### Entries shown
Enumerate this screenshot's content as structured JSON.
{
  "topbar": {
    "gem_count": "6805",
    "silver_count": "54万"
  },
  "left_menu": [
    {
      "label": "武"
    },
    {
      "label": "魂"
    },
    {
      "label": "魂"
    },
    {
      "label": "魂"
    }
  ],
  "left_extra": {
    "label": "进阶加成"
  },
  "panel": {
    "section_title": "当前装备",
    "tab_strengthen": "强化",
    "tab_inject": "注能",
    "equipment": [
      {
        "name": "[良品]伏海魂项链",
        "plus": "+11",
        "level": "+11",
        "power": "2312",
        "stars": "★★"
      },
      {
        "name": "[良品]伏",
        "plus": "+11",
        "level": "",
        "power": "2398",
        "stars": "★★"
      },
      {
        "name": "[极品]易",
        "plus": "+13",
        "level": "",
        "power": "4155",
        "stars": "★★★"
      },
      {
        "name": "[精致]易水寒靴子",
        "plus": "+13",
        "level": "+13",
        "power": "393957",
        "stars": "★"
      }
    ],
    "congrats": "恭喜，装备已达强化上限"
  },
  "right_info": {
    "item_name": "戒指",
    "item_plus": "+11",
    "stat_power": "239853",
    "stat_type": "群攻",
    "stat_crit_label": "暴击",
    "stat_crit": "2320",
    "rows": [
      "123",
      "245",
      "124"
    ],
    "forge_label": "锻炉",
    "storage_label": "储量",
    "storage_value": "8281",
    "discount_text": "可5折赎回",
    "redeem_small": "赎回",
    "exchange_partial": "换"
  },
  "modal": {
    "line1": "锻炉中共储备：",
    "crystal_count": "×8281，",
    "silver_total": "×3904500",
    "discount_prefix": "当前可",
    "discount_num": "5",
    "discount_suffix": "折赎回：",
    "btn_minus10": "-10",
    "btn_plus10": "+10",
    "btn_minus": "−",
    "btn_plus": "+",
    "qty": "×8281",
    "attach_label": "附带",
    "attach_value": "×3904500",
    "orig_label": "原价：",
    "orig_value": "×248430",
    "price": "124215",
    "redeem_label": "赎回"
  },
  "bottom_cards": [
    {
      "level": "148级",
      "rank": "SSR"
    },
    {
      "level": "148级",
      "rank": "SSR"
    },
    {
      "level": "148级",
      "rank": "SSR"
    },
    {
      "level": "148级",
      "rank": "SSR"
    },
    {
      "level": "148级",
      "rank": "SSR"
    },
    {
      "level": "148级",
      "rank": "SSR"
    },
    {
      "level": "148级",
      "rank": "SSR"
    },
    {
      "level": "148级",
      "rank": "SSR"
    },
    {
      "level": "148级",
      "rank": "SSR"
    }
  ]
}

### What to work on
Repeat each record exactly. Omit nothing.

### Output of the exercise
Enumerate this screenshot's content as structured JSON.
{
  "topbar": {
    "gem_count": "6805",
    "silver_count": "54万"
  },
  "left_menu": [
    {
      "label": "武"
    },
    {
      "label": "魂"
    },
    {
      "label": "魂"
    },
    {
      "label": "魂"
    }
  ],
  "left_extra": {
    "label": "进阶加成"
  },
  "panel": {
    "section_title": "当前装备",
    "tab_strengthen": "强化",
    "tab_inject": "注能",
    "equipment": [
      {
        "name": "[良品]伏海魂项链",
        "plus": "+11",
        "level": "+11",
        "power": "2312",
        "stars": "★★"
      },
      {
        "name": "[良品]伏",
        "plus": "+11",
        "level": "",
        "power": "2398",
        "stars": "★★"
      },
      {
        "name": "[极品]易",
        "plus": "+13",
        "level": "",
        "power": "4155",
        "stars": "★★★"
      },
      {
        "name": "[精致]易水寒靴子",
        "plus": "+13",
        "level": "+13",
        "power": "393957",
        "stars": "★"
      }
    ],
    "congrats": "恭喜，装备已达强化上限"
  },
  "right_info": {
    "item_name": "戒指",
    "item_plus": "+11",
    "stat_power": "239853",
    "stat_type": "群攻",
    "stat_crit_label": "暴击",
    "stat_crit": "2320",
    "rows": [
      "123",
      "245",
      "124"
    ],
    "forge_label": "锻炉",
    "storage_label": "储量",
    "storage_value": "8281",
    "discount_text": "可5折赎回",
    "redeem_small": "赎回",
    "exchange_partial": "换"
  },
  "modal": {
    "line1": "锻炉中共储备：",
    "crystal_count": "×8281，",
    "silver_total": "×3904500",
    "discount_prefix": "当前可",
    "discount_num": "5",
    "discount_suffix": "折赎回：",
    "btn_minus10": "-10",
    "btn_plus10": "+10",
    "btn_minus": "−",
    "btn_plus": "+",
    "qty": "×8281",
    "attach_label": "附带",
    "attach_value": "×3904500",
    "orig_label": "原价：",
    "orig_value": "×248430",
    "price": "124215",
    "redeem_label": "赎回"
  },
  "bottom_cards": [
    {
      "level": "148级",
      "rank": "SSR"
    },
    {
      "level": "148级",
      "rank": "SSR"
    },
    {
      "level": "148级",
      "rank": "SSR"
    },
    {
      "level": "148级",
      "rank": "SSR"
    },
    {
      "level": "148级",
      "rank": "SSR"
    },
    {
      "level": "148级",
      "rank": "SSR"
    },
    {
      "level": "148级",
      "rank": "SSR"
    },
    {
      "level": "148级",
      "rank": "SSR"
    },
    {
      "level": "148级",
      "rank": "SSR"
    }
  ]
}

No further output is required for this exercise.